**Exercise**: Scan the material and copy every line in which "Close" appears.

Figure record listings
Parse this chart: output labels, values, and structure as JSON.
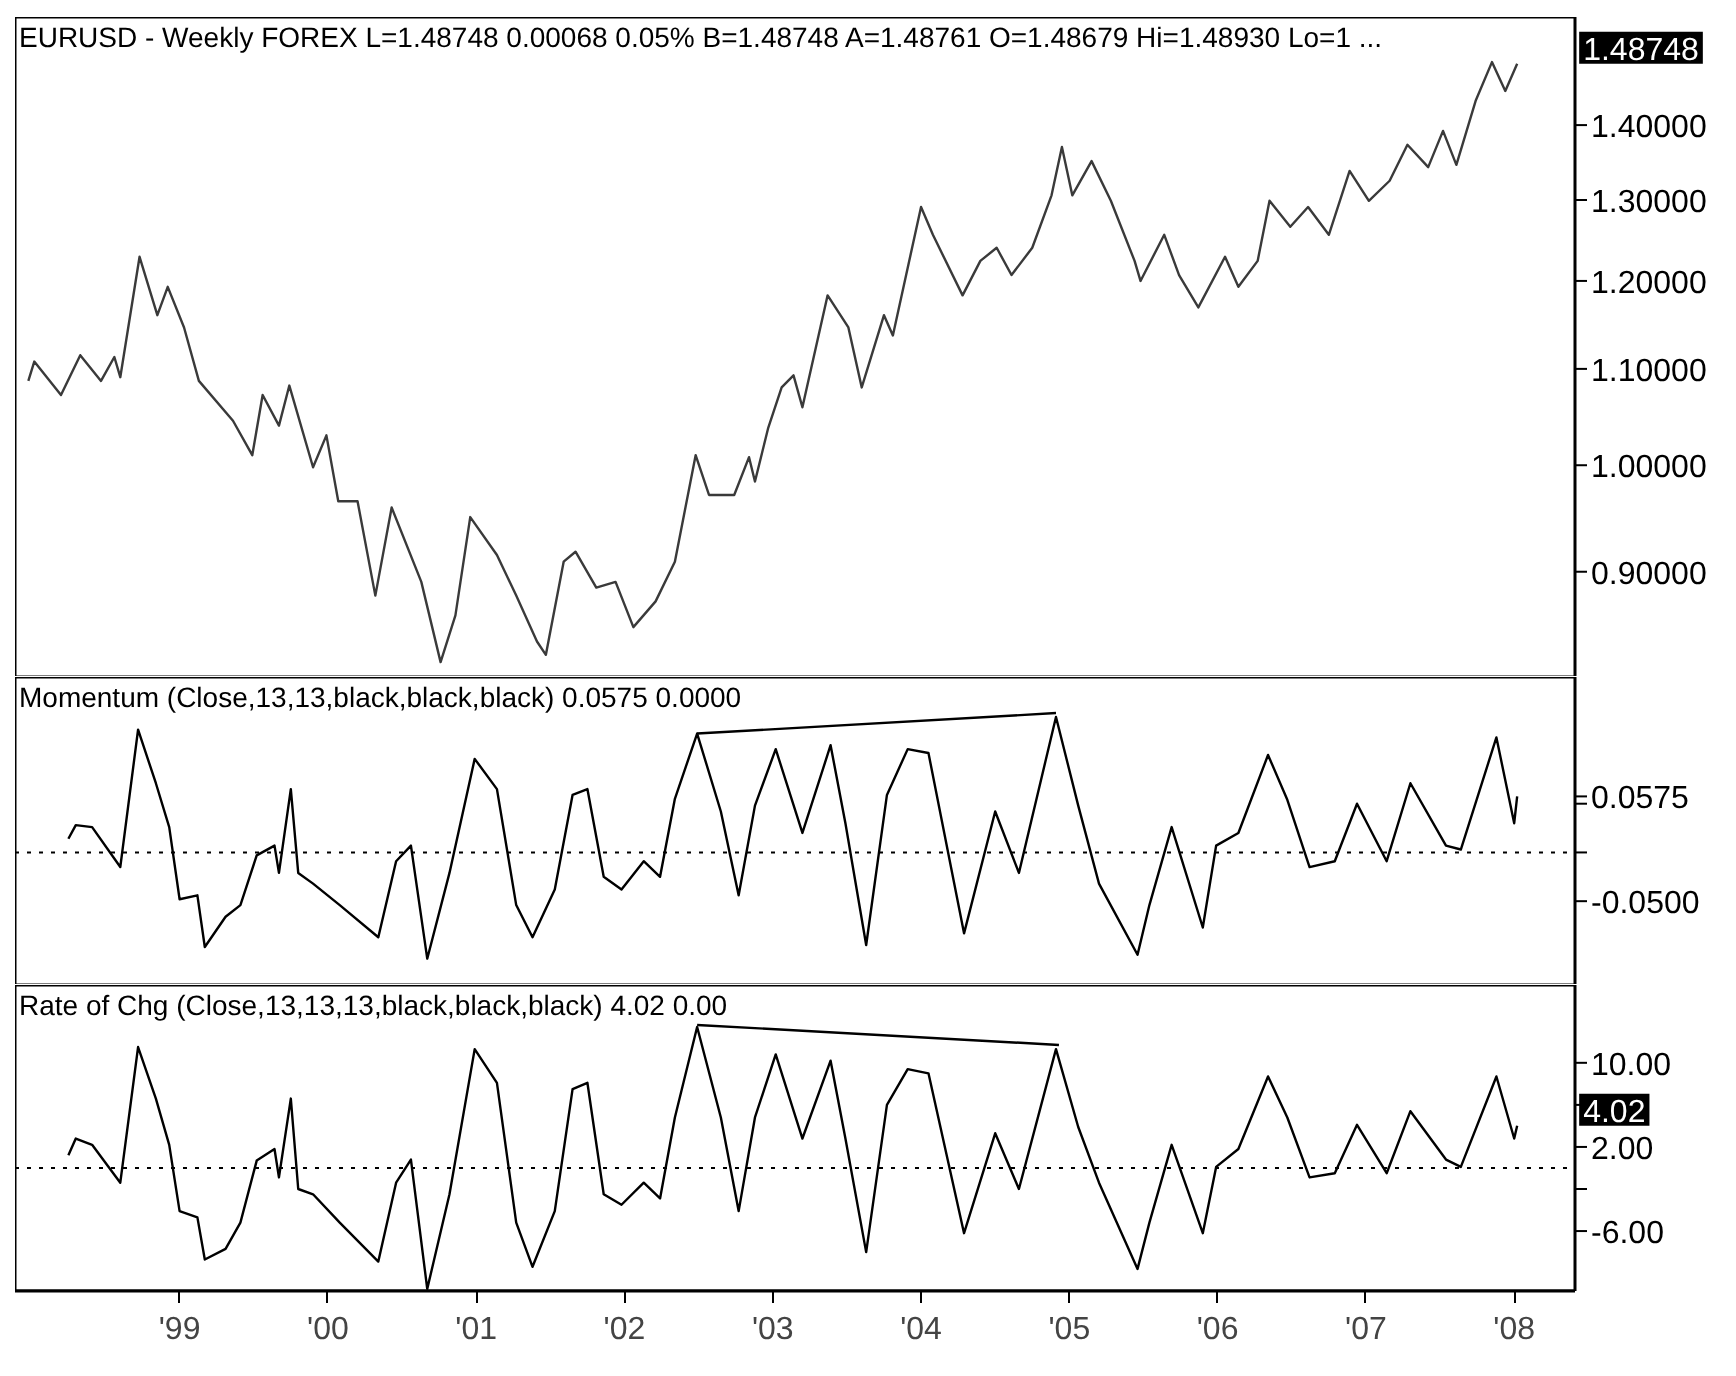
{
  "chart_data": [
    {
      "type": "line",
      "title": "EURUSD - Weekly FOREX L=1.48748 0.00068 0.05% B=1.48748 A=1.48761 O=1.48679 Hi=1.48930 Lo=1 ...",
      "x": [
        1997.98,
        1998.02,
        1998.2,
        1998.33,
        1998.47,
        1998.56,
        1998.6,
        1998.73,
        1998.85,
        1998.92,
        1999.03,
        1999.13,
        1999.36,
        1999.49,
        1999.56,
        1999.67,
        1999.74,
        1999.9,
        1999.99,
        2000.07,
        2000.2,
        2000.32,
        2000.43,
        2000.63,
        2000.76,
        2000.86,
        2000.96,
        2001.14,
        2001.27,
        2001.41,
        2001.47,
        2001.59,
        2001.67,
        2001.81,
        2001.94,
        2002.06,
        2002.21,
        2002.34,
        2002.48,
        2002.57,
        2002.74,
        2002.84,
        2002.88,
        2002.97,
        2003.06,
        2003.14,
        2003.2,
        2003.37,
        2003.51,
        2003.6,
        2003.75,
        2003.81,
        2004.0,
        2004.08,
        2004.28,
        2004.4,
        2004.51,
        2004.61,
        2004.75,
        2004.88,
        2004.95,
        2005.02,
        2005.15,
        2005.28,
        2005.44,
        2005.48,
        2005.64,
        2005.74,
        2005.87,
        2006.05,
        2006.14,
        2006.27,
        2006.35,
        2006.49,
        2006.61,
        2006.75,
        2006.89,
        2007.02,
        2007.16,
        2007.28,
        2007.42,
        2007.52,
        2007.61,
        2007.74,
        2007.85,
        2007.94,
        2008.02
      ],
      "series": [
        {
          "color": "#3a3a3a",
          "values": [
            1.087,
            1.108,
            1.072,
            1.115,
            1.087,
            1.113,
            1.091,
            1.229,
            1.16,
            1.193,
            1.146,
            1.087,
            1.045,
            1.01,
            1.072,
            1.04,
            1.082,
            0.998,
            1.03,
            0.965,
            0.965,
            0.879,
            0.959,
            0.891,
            0.823,
            0.862,
            0.95,
            0.915,
            0.879,
            0.84,
            0.829,
            0.909,
            0.918,
            0.886,
            0.891,
            0.852,
            0.874,
            0.909,
            1.01,
            0.971,
            0.971,
            1.008,
            0.984,
            1.038,
            1.08,
            1.093,
            1.059,
            1.183,
            1.146,
            1.08,
            1.16,
            1.137,
            1.291,
            1.256,
            1.183,
            1.224,
            1.24,
            1.207,
            1.24,
            1.306,
            1.37,
            1.306,
            1.351,
            1.299,
            1.224,
            1.2,
            1.256,
            1.207,
            1.169,
            1.229,
            1.193,
            1.224,
            1.299,
            1.266,
            1.291,
            1.256,
            1.338,
            1.299,
            1.325,
            1.373,
            1.343,
            1.392,
            1.346,
            1.434,
            1.49,
            1.448,
            1.48748
          ]
        }
      ],
      "xlim": [
        1997.89,
        2008.41
      ],
      "ylim": [
        0.811,
        1.558
      ],
      "log": "y",
      "yticks": [
        {
          "value": 0.9,
          "label": "0.90000"
        },
        {
          "value": 1.0,
          "label": "1.00000"
        },
        {
          "value": 1.1,
          "label": "1.10000"
        },
        {
          "value": 1.2,
          "label": "1.20000"
        },
        {
          "value": 1.3,
          "label": "1.30000"
        },
        {
          "value": 1.4,
          "label": "1.40000"
        }
      ],
      "tick_labels": "y",
      "annotations": [
        {
          "text": "1.48748",
          "x": 2008.02,
          "y": 1.48748
        }
      ]
    },
    {
      "type": "line",
      "title": "Momentum (Close,13,13,black,black,black) 0.0575 0.0000",
      "x": [
        1998.25,
        1998.3,
        1998.41,
        1998.6,
        1998.72,
        1998.84,
        1998.93,
        1999.0,
        1999.12,
        1999.17,
        1999.31,
        1999.41,
        1999.52,
        1999.64,
        1999.67,
        1999.75,
        1999.8,
        1999.9,
        2000.08,
        2000.34,
        2000.46,
        2000.56,
        2000.67,
        2000.82,
        2000.99,
        2001.14,
        2001.27,
        2001.38,
        2001.53,
        2001.65,
        2001.75,
        2001.86,
        2001.98,
        2002.13,
        2002.24,
        2002.34,
        2002.49,
        2002.65,
        2002.77,
        2002.88,
        2003.02,
        2003.2,
        2003.39,
        2003.49,
        2003.63,
        2003.77,
        2003.91,
        2004.05,
        2004.29,
        2004.5,
        2004.66,
        2004.91,
        2005.06,
        2005.2,
        2005.46,
        2005.54,
        2005.69,
        2005.9,
        2005.99,
        2006.14,
        2006.34,
        2006.47,
        2006.62,
        2006.79,
        2006.94,
        2007.14,
        2007.3,
        2007.54,
        2007.64,
        2007.88,
        2008.0,
        2008.02
      ],
      "series": [
        {
          "color": "#000000",
          "values": [
            0.014,
            0.028,
            0.026,
            -0.015,
            0.126,
            0.071,
            0.026,
            -0.048,
            -0.044,
            -0.097,
            -0.066,
            -0.054,
            -0.003,
            0.007,
            -0.021,
            0.065,
            -0.021,
            -0.032,
            -0.054,
            -0.087,
            -0.009,
            0.007,
            -0.109,
            -0.021,
            0.096,
            0.065,
            -0.054,
            -0.087,
            -0.038,
            0.059,
            0.065,
            -0.025,
            -0.038,
            -0.009,
            -0.025,
            0.055,
            0.122,
            0.042,
            -0.044,
            0.048,
            0.106,
            0.02,
            0.11,
            0.03,
            -0.095,
            0.059,
            0.106,
            0.102,
            -0.083,
            0.042,
            -0.021,
            0.139,
            0.048,
            -0.032,
            -0.105,
            -0.054,
            0.026,
            -0.077,
            0.007,
            0.02,
            0.1,
            0.054,
            -0.015,
            -0.009,
            0.05,
            -0.009,
            0.071,
            0.007,
            0.003,
            0.118,
            0.03,
            0.0575
          ]
        },
        {
          "type": "line",
          "color": "#000000",
          "x": [
            2002.49,
            2004.91
          ],
          "values": [
            0.122,
            0.143
          ]
        }
      ],
      "xlim": [
        1997.89,
        2008.41
      ],
      "ylim": [
        -0.136,
        0.18
      ],
      "yticks": [
        {
          "value": -0.05,
          "label": "-0.0500"
        },
        {
          "value": 0,
          "label": null
        },
        {
          "value": 0.05,
          "label": null
        },
        {
          "value": 0.0575,
          "label": "0.0575"
        }
      ],
      "tick_labels": "y",
      "ref_lines": [
        {
          "axis": "y",
          "value": 0,
          "label": null,
          "color": "#000000",
          "line_style": "dotted"
        }
      ]
    },
    {
      "type": "line",
      "title": "Rate of Chg (Close,13,13,13,black,black,black) 4.02 0.00",
      "x": [
        1998.25,
        1998.3,
        1998.41,
        1998.6,
        1998.72,
        1998.84,
        1998.93,
        1999.0,
        1999.12,
        1999.17,
        1999.31,
        1999.41,
        1999.52,
        1999.64,
        1999.67,
        1999.75,
        1999.8,
        1999.9,
        2000.08,
        2000.34,
        2000.46,
        2000.56,
        2000.67,
        2000.82,
        2000.99,
        2001.14,
        2001.27,
        2001.38,
        2001.53,
        2001.65,
        2001.75,
        2001.86,
        2001.98,
        2002.13,
        2002.24,
        2002.34,
        2002.49,
        2002.65,
        2002.77,
        2002.88,
        2003.02,
        2003.2,
        2003.39,
        2003.49,
        2003.63,
        2003.77,
        2003.91,
        2004.05,
        2004.29,
        2004.5,
        2004.66,
        2004.91,
        2005.06,
        2005.2,
        2005.46,
        2005.54,
        2005.69,
        2005.9,
        2005.99,
        2006.14,
        2006.34,
        2006.47,
        2006.62,
        2006.79,
        2006.94,
        2007.14,
        2007.3,
        2007.54,
        2007.64,
        2007.88,
        2008.0,
        2008.02
      ],
      "series": [
        {
          "color": "#000000",
          "values": [
            1.2,
            2.8,
            2.2,
            -1.4,
            11.5,
            6.6,
            2.2,
            -4.1,
            -4.7,
            -8.7,
            -7.7,
            -5.2,
            0.7,
            1.8,
            -0.9,
            6.6,
            -2.0,
            -2.5,
            -5.2,
            -8.9,
            -1.4,
            0.8,
            -11.5,
            -2.5,
            11.3,
            8.1,
            -5.2,
            -9.4,
            -4.1,
            7.5,
            8.1,
            -2.5,
            -3.5,
            -1.4,
            -2.9,
            4.8,
            13.4,
            4.8,
            -4.1,
            4.8,
            10.8,
            2.8,
            10.2,
            2.8,
            -8.0,
            6.0,
            9.4,
            9.0,
            -6.2,
            3.3,
            -2.0,
            11.3,
            3.9,
            -1.4,
            -9.6,
            -5.2,
            2.2,
            -6.2,
            0.1,
            1.8,
            8.7,
            4.8,
            -0.9,
            -0.5,
            4.1,
            -0.5,
            5.4,
            0.8,
            0.1,
            8.7,
            2.8,
            4.02
          ]
        },
        {
          "type": "line",
          "color": "#000000",
          "x": [
            2002.49,
            2004.93
          ],
          "values": [
            13.6,
            11.7
          ]
        }
      ],
      "xlim": [
        1997.89,
        2008.41
      ],
      "ylim": [
        -11.7,
        17.4
      ],
      "xticks": [
        {
          "value": 1999,
          "label": "'99"
        },
        {
          "value": 2000,
          "label": "'00"
        },
        {
          "value": 2001,
          "label": "'01"
        },
        {
          "value": 2002,
          "label": "'02"
        },
        {
          "value": 2003,
          "label": "'03"
        },
        {
          "value": 2004,
          "label": "'04"
        },
        {
          "value": 2005,
          "label": "'05"
        },
        {
          "value": 2006,
          "label": "'06"
        },
        {
          "value": 2007,
          "label": "'07"
        },
        {
          "value": 2008,
          "label": "'08"
        }
      ],
      "yticks": [
        {
          "value": -6,
          "label": "-6.00"
        },
        {
          "value": -2,
          "label": null
        },
        {
          "value": 2,
          "label": "2.00"
        },
        {
          "value": 6,
          "label": null
        },
        {
          "value": 10,
          "label": "10.00"
        }
      ],
      "ref_lines": [
        {
          "axis": "y",
          "value": 0,
          "label": null,
          "color": "#000000",
          "line_style": "dotted"
        }
      ],
      "annotations": [
        {
          "text": "4.02",
          "x": 2008.02,
          "y": 4.02
        }
      ]
    }
  ]
}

**Exercise answer**:
      "title": "Momentum (Close,13,13,black,black,black) 0.0575 0.0000",
      "title": "Rate of Chg (Close,13,13,13,black,black,black) 4.02 0.00",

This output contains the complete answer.